Update all of the data below by replacing "screenshot" with "figure" and rewriting every line with nothing else changed. Leave the pictures out of your answer.

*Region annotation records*
▬▬▬▬▬▬▬▬▬▬

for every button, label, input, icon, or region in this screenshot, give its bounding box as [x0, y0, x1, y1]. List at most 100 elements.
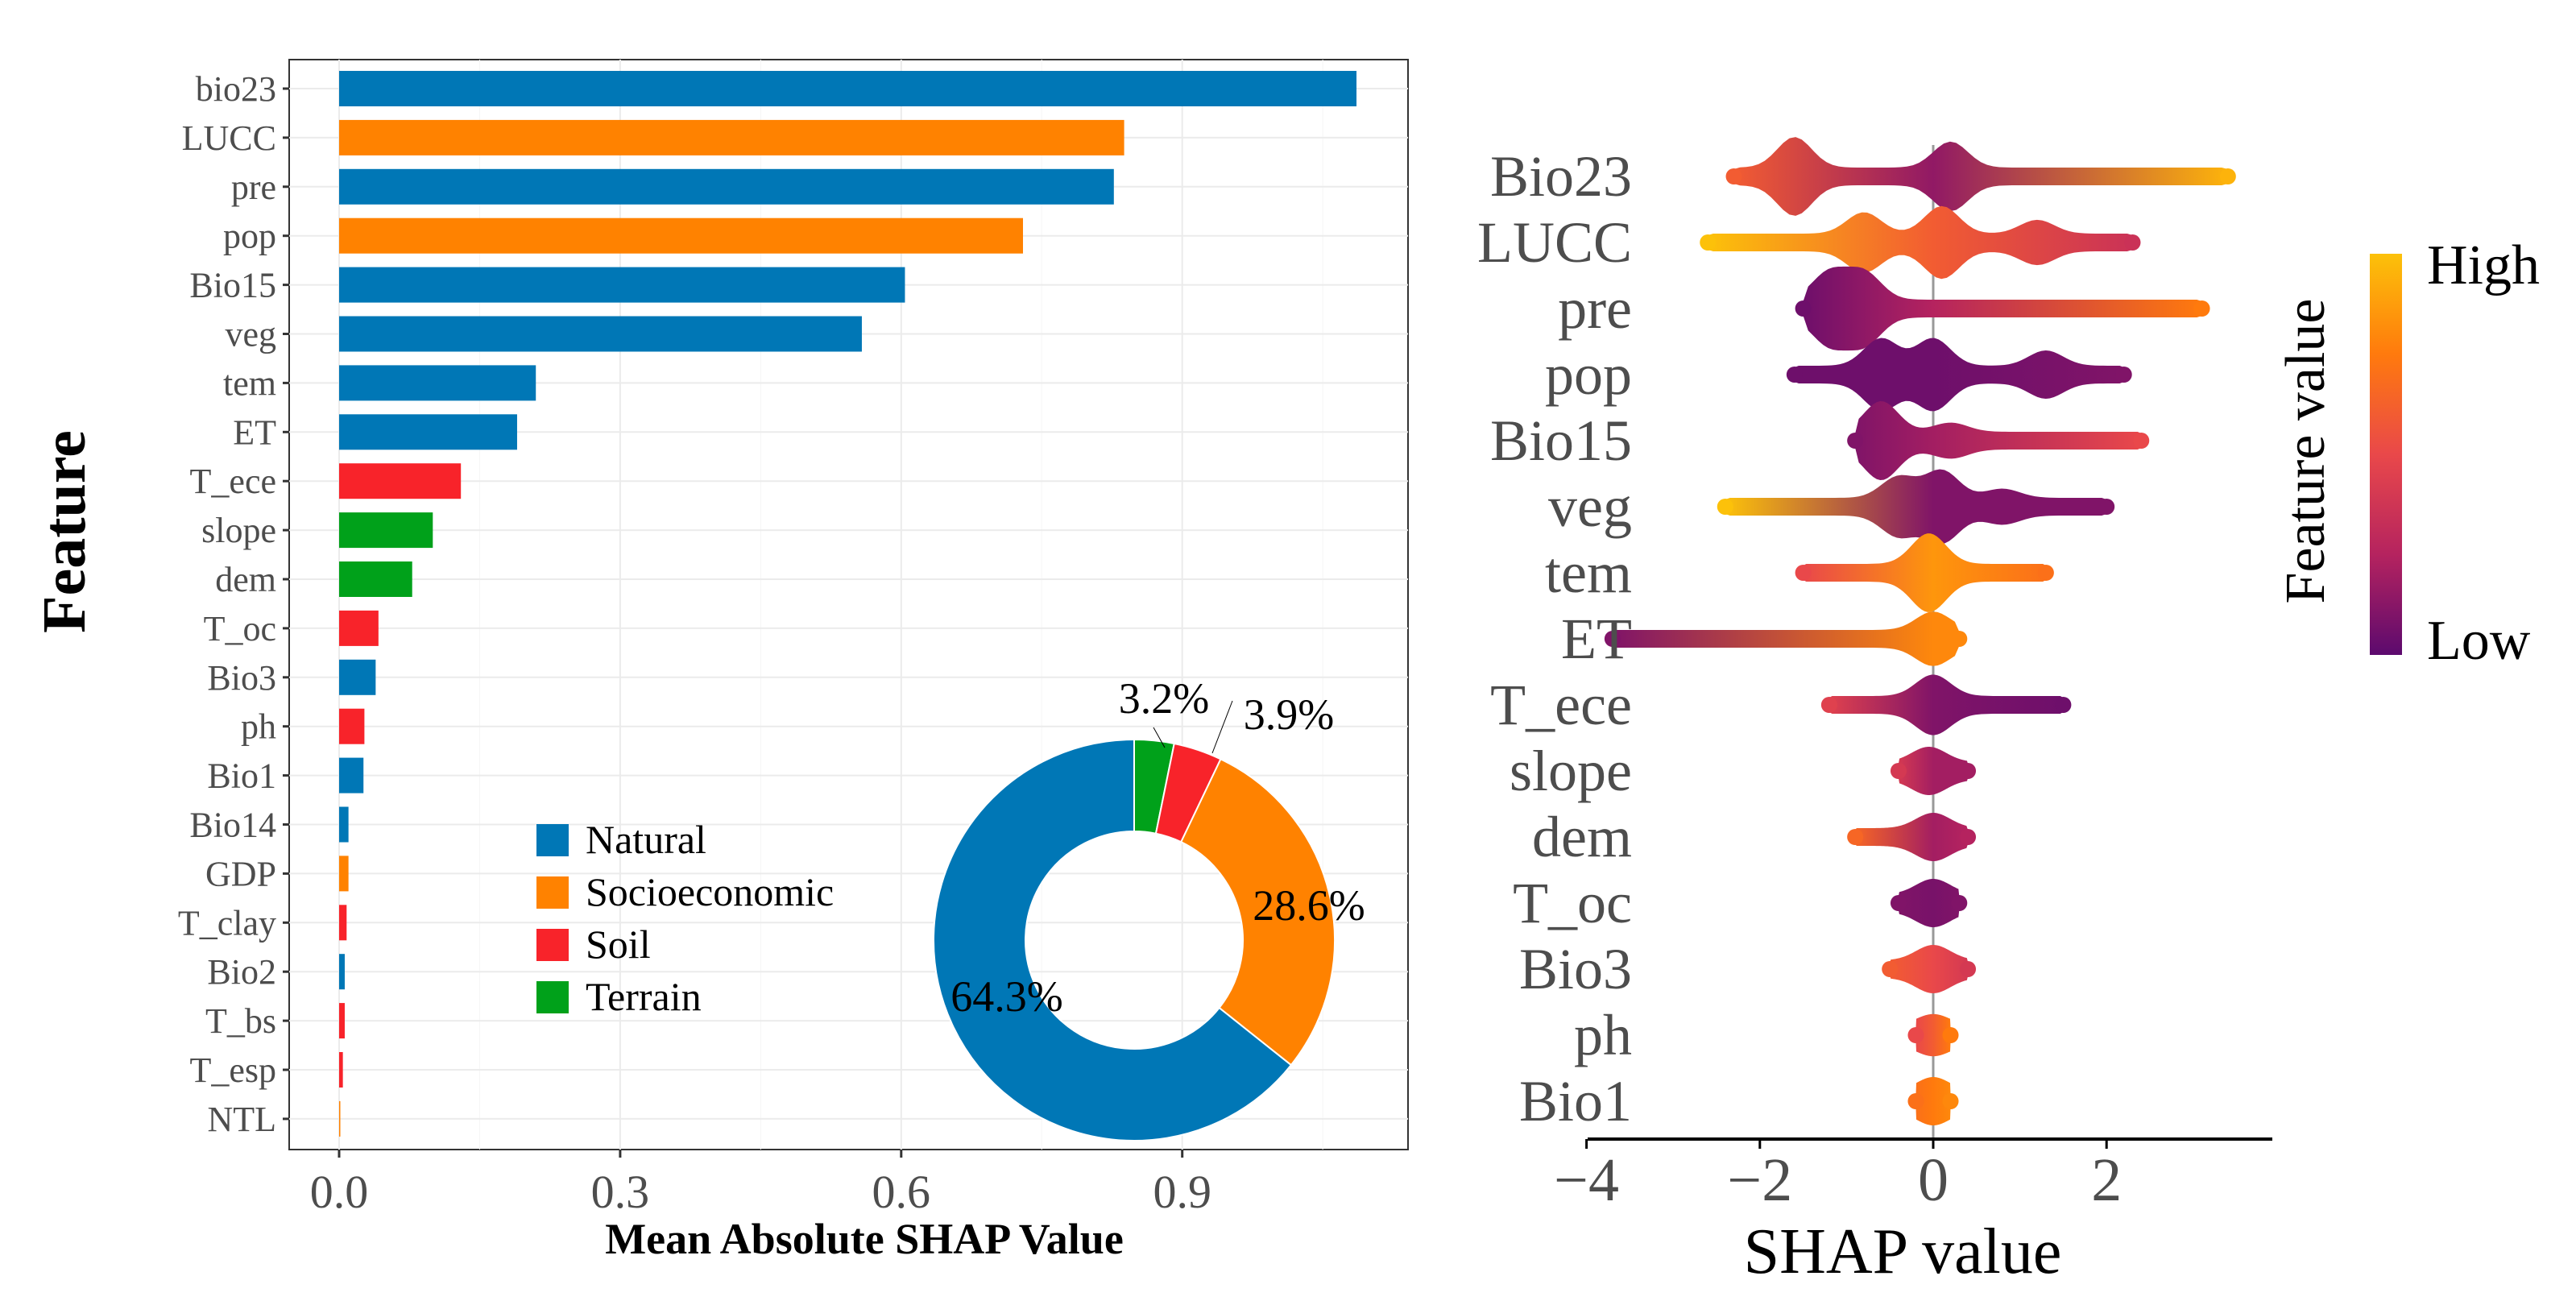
legend-label: Soil: [586, 922, 651, 967]
beeswarm-point: [1907, 1093, 1924, 1109]
y-tick-label: T_oc: [204, 609, 276, 648]
x-tick-label: 0.9: [1153, 1166, 1211, 1218]
donut-slice-socioeconomic: [1179, 758, 1336, 1067]
beeswarm-point: [1960, 763, 1977, 779]
feature-label: pop: [1545, 342, 1632, 407]
bar-Bio2: [339, 954, 345, 990]
feature-label: ET: [1561, 607, 1632, 671]
beeswarm-point: [1960, 829, 1977, 845]
beeswarm-ET: [1612, 611, 1960, 666]
beeswarm-veg: [1725, 469, 2107, 545]
bar-ph: [339, 708, 365, 744]
bar-dem: [339, 561, 412, 597]
x-tick-label: 0.6: [872, 1166, 931, 1218]
beeswarm-point: [2037, 565, 2054, 581]
x-tick-label: 0.3: [591, 1166, 650, 1218]
beeswarm-pre: [1803, 266, 2202, 351]
beeswarm-point: [1942, 1027, 1959, 1043]
beeswarm-point: [1907, 1027, 1924, 1043]
y-tick-label: tem: [223, 363, 276, 403]
legend-swatch-natural: [536, 824, 569, 856]
x-axis-title: Mean Absolute SHAP Value: [605, 1215, 1124, 1263]
beeswarm-ph: [1915, 1013, 1951, 1057]
beeswarm-point: [2055, 697, 2072, 713]
feature-label: veg: [1548, 474, 1632, 539]
y-tick-label: T_esp: [189, 1050, 276, 1090]
leader-line-terrain: [1153, 727, 1166, 748]
colorbar-title: Feature value: [2275, 299, 2337, 604]
beeswarm-slope: [1898, 747, 1969, 795]
bar-pop: [339, 218, 1023, 254]
bar-Bio15: [339, 267, 905, 303]
feature-label: T_ece: [1490, 673, 1632, 737]
beeswarm-point: [1700, 234, 1717, 251]
legend-swatch-soil: [536, 929, 569, 961]
donut-label: 3.2%: [1119, 674, 1209, 723]
legend-label: Natural: [586, 817, 706, 862]
bar-ET: [339, 414, 517, 450]
beeswarm-point: [2133, 433, 2150, 449]
beeswarm-point: [1847, 829, 1864, 845]
x-tick-label: 0.0: [310, 1166, 369, 1218]
beeswarm-pop: [1794, 338, 2124, 412]
beeswarm-point: [1960, 961, 1977, 977]
bar-veg: [339, 316, 862, 352]
beeswarm-point: [1847, 433, 1864, 449]
feature-label: Bio23: [1490, 144, 1632, 209]
beeswarm-dem: [1855, 813, 1969, 861]
bar-T_bs: [339, 1003, 345, 1039]
beeswarm-point: [1795, 565, 1812, 581]
bar-pre: [339, 168, 1114, 205]
beeswarm-point: [1795, 300, 1812, 317]
beeswarm-point: [1786, 367, 1803, 383]
beeswarm-point: [2193, 300, 2210, 317]
bar-GDP: [339, 856, 349, 892]
donut-slice-natural: [933, 738, 1293, 1141]
y-tick-label: Bio3: [207, 658, 276, 698]
feature-label: slope: [1510, 739, 1632, 803]
x-tick-label: −2: [1727, 1146, 1792, 1214]
legend-swatch-terrain: [536, 981, 569, 1013]
beeswarm-point: [1604, 631, 1621, 647]
bar-T_esp: [339, 1052, 343, 1088]
bar-T_ece: [339, 463, 462, 499]
beeswarm-point: [2219, 168, 2236, 184]
donut-label: 3.9%: [1244, 690, 1334, 739]
beeswarm-point: [1951, 895, 1968, 911]
donut-chart: 3.2% 3.9% 28.6% 64.3%: [933, 674, 1365, 1141]
legend-swatch-socioeconomic: [536, 876, 569, 909]
beeswarm-Bio3: [1890, 945, 1969, 993]
beeswarm-point: [2124, 234, 2141, 251]
feature-label: Bio3: [1519, 937, 1632, 1001]
legend-label: Socioeconomic: [586, 869, 834, 914]
beeswarm-point: [2115, 367, 2132, 383]
beeswarm-Bio23: [1733, 137, 2228, 216]
donut-label: 28.6%: [1253, 881, 1365, 930]
feature-label: Bio15: [1490, 408, 1632, 473]
y-tick-label: veg: [225, 315, 276, 354]
beeswarm-point: [1725, 168, 1742, 184]
feature-label: T_oc: [1513, 871, 1632, 935]
y-tick-label: Bio14: [189, 806, 276, 845]
donut-label: 64.3%: [950, 972, 1062, 1021]
feature-label: LUCC: [1477, 210, 1632, 275]
y-tick-label: T_bs: [205, 1001, 276, 1041]
colorbar-gradient: [2370, 254, 2402, 655]
x-tick-label: 2: [2091, 1146, 2122, 1214]
beeswarm-point: [1951, 631, 1968, 647]
bar-NTL: [339, 1100, 341, 1137]
y-tick-label: Bio15: [189, 266, 276, 305]
y-tick-label: slope: [201, 511, 276, 550]
bar-T_oc: [339, 610, 379, 646]
x-tick-label: 0: [1918, 1146, 1949, 1214]
bar-Bio3: [339, 659, 376, 695]
y-tick-label: pop: [223, 217, 276, 256]
beeswarm-point: [1882, 961, 1899, 977]
bar-slope: [339, 512, 433, 549]
beeswarm-tem: [1803, 533, 2046, 612]
y-tick-label: LUCC: [182, 118, 276, 158]
beeswarm-point: [1890, 763, 1907, 779]
feature-label: Bio1: [1519, 1069, 1632, 1133]
y-tick-label: T_ece: [190, 462, 276, 501]
y-tick-label: ph: [241, 707, 276, 747]
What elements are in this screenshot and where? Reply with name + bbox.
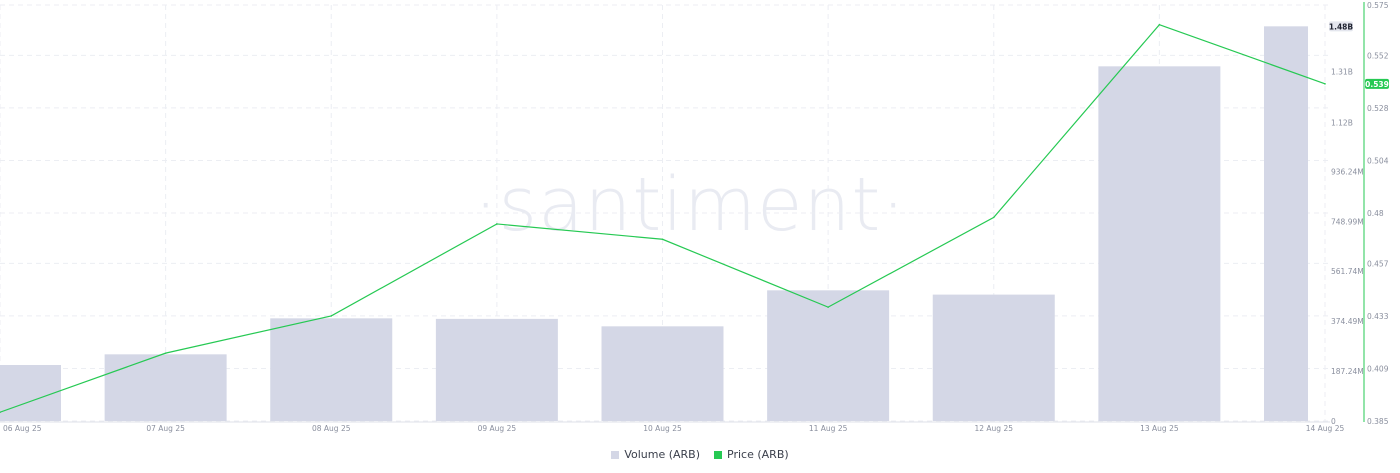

▬▬▬▬▬▬▬▬▬▬

*Task response*
for every button, label, input, icon, or region in this figure, give its bounding box as [x0, y0, x1, y1]. List at most 100 elements.
legend-label: Soil: [586, 922, 651, 967]
beeswarm-point: [1907, 1093, 1924, 1109]
y-tick-label: T_oc: [204, 609, 276, 648]
x-tick-label: 0.9: [1153, 1166, 1211, 1218]
donut-slice-socioeconomic: [1179, 758, 1336, 1067]
beeswarm-point: [1960, 763, 1977, 779]
feature-label: pop: [1545, 342, 1632, 407]
bar-Bio2: [339, 954, 345, 990]
feature-label: ET: [1561, 607, 1632, 671]
beeswarm-point: [1960, 829, 1977, 845]
beeswarm-ET: [1612, 611, 1960, 666]
beeswarm-veg: [1725, 469, 2107, 545]
bar-ph: [339, 708, 365, 744]
bar-dem: [339, 561, 412, 597]
x-tick-label: 0.6: [872, 1166, 931, 1218]
beeswarm-point: [2037, 565, 2054, 581]
x-tick-label: 0.3: [591, 1166, 650, 1218]
beeswarm-pre: [1803, 266, 2202, 351]
beeswarm-point: [1942, 1027, 1959, 1043]
beeswarm-point: [1907, 1027, 1924, 1043]
y-tick-label: tem: [223, 363, 276, 403]
legend-swatch-natural: [536, 824, 569, 856]
x-axis-title: Mean Absolute SHAP Value: [605, 1215, 1124, 1263]
beeswarm-ph: [1915, 1013, 1951, 1057]
beeswarm-point: [2055, 697, 2072, 713]
feature-label: veg: [1548, 474, 1632, 539]
y-tick-label: T_esp: [189, 1050, 276, 1090]
leader-line-terrain: [1153, 727, 1166, 748]
colorbar-title: Feature value: [2275, 299, 2337, 604]
beeswarm-slope: [1898, 747, 1969, 795]
bar-pop: [339, 218, 1023, 254]
bar-Bio15: [339, 267, 905, 303]
feature-label: T_ece: [1490, 673, 1632, 737]
beeswarm-point: [1700, 234, 1717, 251]
legend-swatch-soil: [536, 929, 569, 961]
donut-label: 3.2%: [1119, 674, 1209, 723]
legend-label: Natural: [586, 817, 706, 862]
bar-ET: [339, 414, 517, 450]
beeswarm-point: [2133, 433, 2150, 449]
beeswarm-point: [1847, 829, 1864, 845]
x-tick-label: 0.0: [310, 1166, 369, 1218]
beeswarm-pop: [1794, 338, 2124, 412]
beeswarm-point: [1960, 961, 1977, 977]
bar-veg: [339, 316, 862, 352]
beeswarm-point: [1847, 433, 1864, 449]
feature-label: Bio23: [1490, 144, 1632, 209]
beeswarm-dem: [1855, 813, 1969, 861]
bar-T_bs: [339, 1003, 345, 1039]
beeswarm-point: [1795, 565, 1812, 581]
bar-pre: [339, 168, 1114, 205]
beeswarm-point: [1795, 300, 1812, 317]
beeswarm-point: [1786, 367, 1803, 383]
beeswarm-point: [2193, 300, 2210, 317]
bar-GDP: [339, 856, 349, 892]
donut-slice-natural: [933, 738, 1293, 1141]
y-tick-label: Bio3: [207, 658, 276, 698]
feature-label: slope: [1510, 739, 1632, 803]
x-tick-label: −2: [1727, 1146, 1792, 1214]
legend-swatch-terrain: [536, 981, 569, 1013]
beeswarm-point: [1604, 631, 1621, 647]
bar-T_esp: [339, 1052, 343, 1088]
bar-T_ece: [339, 463, 462, 499]
beeswarm-point: [2219, 168, 2236, 184]
donut-label: 3.9%: [1244, 690, 1334, 739]
beeswarm-point: [1951, 895, 1968, 911]
donut-chart: 3.2% 3.9% 28.6% 64.3%: [933, 674, 1365, 1141]
legend-swatch-socioeconomic: [536, 876, 569, 909]
beeswarm-Bio3: [1890, 945, 1969, 993]
beeswarm-point: [2124, 234, 2141, 251]
feature-label: Bio3: [1519, 937, 1632, 1001]
legend-label: Socioeconomic: [586, 869, 834, 914]
beeswarm-point: [2115, 367, 2132, 383]
beeswarm-Bio23: [1733, 137, 2228, 216]
donut-label: 28.6%: [1253, 881, 1365, 930]
feature-label: Bio15: [1490, 408, 1632, 473]
y-tick-label: veg: [225, 315, 276, 354]
beeswarm-point: [1725, 168, 1742, 184]
feature-label: T_oc: [1513, 871, 1632, 935]
y-tick-label: Bio14: [189, 806, 276, 845]
donut-label: 64.3%: [950, 972, 1062, 1021]
feature-label: LUCC: [1477, 210, 1632, 275]
y-tick-label: T_bs: [205, 1001, 276, 1041]
colorbar-gradient: [2370, 254, 2402, 655]
x-tick-label: 2: [2091, 1146, 2122, 1214]
beeswarm-point: [1951, 631, 1968, 647]
bar-NTL: [339, 1100, 341, 1137]
y-tick-label: Bio15: [189, 266, 276, 305]
y-tick-label: slope: [201, 511, 276, 550]
bar-T_oc: [339, 610, 379, 646]
x-tick-label: 0: [1918, 1146, 1949, 1214]
bar-Bio3: [339, 659, 376, 695]
y-tick-label: pop: [223, 217, 276, 256]
beeswarm-point: [1882, 961, 1899, 977]
bar-slope: [339, 512, 433, 549]
beeswarm-tem: [1803, 533, 2046, 612]
y-tick-label: LUCC: [182, 118, 276, 158]
beeswarm-point: [1890, 763, 1907, 779]
feature-label: Bio1: [1519, 1069, 1632, 1133]
y-tick-label: T_ece: [190, 462, 276, 501]
y-tick-label: ph: [241, 707, 276, 747]
What elements are in this figure and where? Reply with name + bbox.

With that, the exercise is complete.